### GIVEN PROBLEM
Gather all lines in the entries below that include the word "this".

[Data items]
::::::

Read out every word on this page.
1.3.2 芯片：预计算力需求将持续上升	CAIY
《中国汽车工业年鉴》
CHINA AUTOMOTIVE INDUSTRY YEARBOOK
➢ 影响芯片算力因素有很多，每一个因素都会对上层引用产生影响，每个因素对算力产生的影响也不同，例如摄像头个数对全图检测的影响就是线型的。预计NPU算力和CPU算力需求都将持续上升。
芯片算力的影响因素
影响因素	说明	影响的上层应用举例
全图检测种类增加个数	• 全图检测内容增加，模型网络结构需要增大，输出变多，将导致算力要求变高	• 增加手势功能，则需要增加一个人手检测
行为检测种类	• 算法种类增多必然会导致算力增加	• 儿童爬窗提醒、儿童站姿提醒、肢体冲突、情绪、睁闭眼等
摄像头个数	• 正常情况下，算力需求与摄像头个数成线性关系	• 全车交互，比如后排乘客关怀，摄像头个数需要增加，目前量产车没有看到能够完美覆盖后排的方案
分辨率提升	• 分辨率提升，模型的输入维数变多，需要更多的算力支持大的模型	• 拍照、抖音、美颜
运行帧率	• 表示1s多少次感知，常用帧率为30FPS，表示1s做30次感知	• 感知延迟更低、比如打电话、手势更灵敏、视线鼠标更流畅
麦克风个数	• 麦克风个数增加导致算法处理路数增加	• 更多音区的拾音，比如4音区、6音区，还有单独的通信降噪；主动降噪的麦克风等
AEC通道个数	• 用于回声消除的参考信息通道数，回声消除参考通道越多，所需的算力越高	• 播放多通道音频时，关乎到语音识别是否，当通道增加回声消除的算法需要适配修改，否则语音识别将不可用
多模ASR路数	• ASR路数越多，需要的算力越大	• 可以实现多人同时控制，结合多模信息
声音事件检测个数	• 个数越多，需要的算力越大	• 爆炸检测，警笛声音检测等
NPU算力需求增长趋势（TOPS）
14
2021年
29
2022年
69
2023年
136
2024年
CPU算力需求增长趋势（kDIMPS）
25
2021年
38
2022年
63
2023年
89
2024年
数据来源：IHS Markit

::::::

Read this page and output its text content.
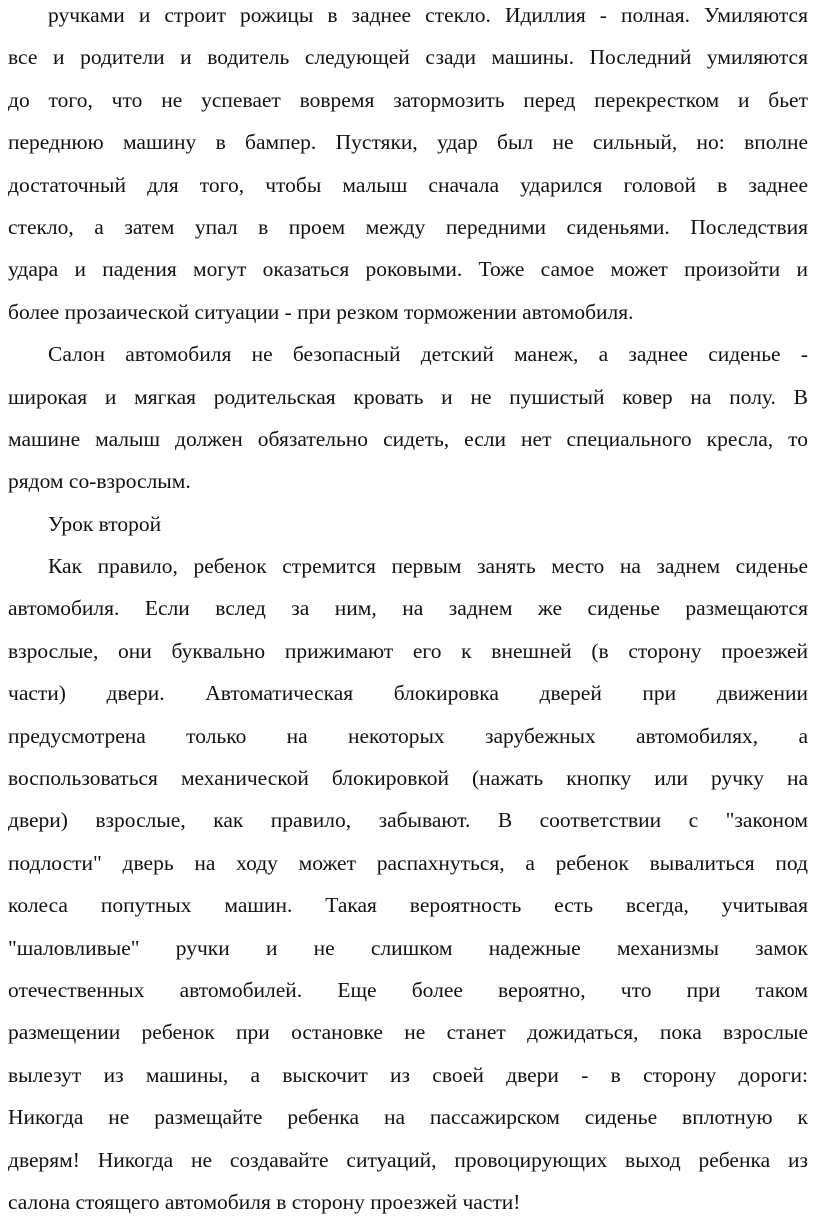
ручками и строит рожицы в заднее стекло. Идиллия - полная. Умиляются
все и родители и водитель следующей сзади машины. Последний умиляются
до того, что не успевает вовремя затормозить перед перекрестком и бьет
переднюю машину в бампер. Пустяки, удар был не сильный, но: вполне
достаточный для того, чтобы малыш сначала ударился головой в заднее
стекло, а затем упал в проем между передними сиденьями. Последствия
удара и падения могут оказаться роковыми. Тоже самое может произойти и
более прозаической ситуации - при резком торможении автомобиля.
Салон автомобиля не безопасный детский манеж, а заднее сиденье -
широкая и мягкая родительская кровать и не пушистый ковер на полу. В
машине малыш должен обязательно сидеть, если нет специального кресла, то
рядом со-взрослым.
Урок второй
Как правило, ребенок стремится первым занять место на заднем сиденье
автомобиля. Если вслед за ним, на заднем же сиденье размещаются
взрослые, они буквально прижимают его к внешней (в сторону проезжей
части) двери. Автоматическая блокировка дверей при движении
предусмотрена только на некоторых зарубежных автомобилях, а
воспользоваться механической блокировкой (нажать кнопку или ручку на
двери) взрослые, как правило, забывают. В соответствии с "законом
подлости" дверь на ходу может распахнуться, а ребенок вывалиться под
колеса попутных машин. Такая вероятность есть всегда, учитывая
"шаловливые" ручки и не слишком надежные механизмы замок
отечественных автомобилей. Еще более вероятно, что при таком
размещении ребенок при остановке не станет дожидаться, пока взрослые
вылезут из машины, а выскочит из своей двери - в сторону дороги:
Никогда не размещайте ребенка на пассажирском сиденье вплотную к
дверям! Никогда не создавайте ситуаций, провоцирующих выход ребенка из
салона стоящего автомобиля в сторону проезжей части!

::::::

### COMPLETED TASK
Read out every word on this page.
Read this page and output its text content.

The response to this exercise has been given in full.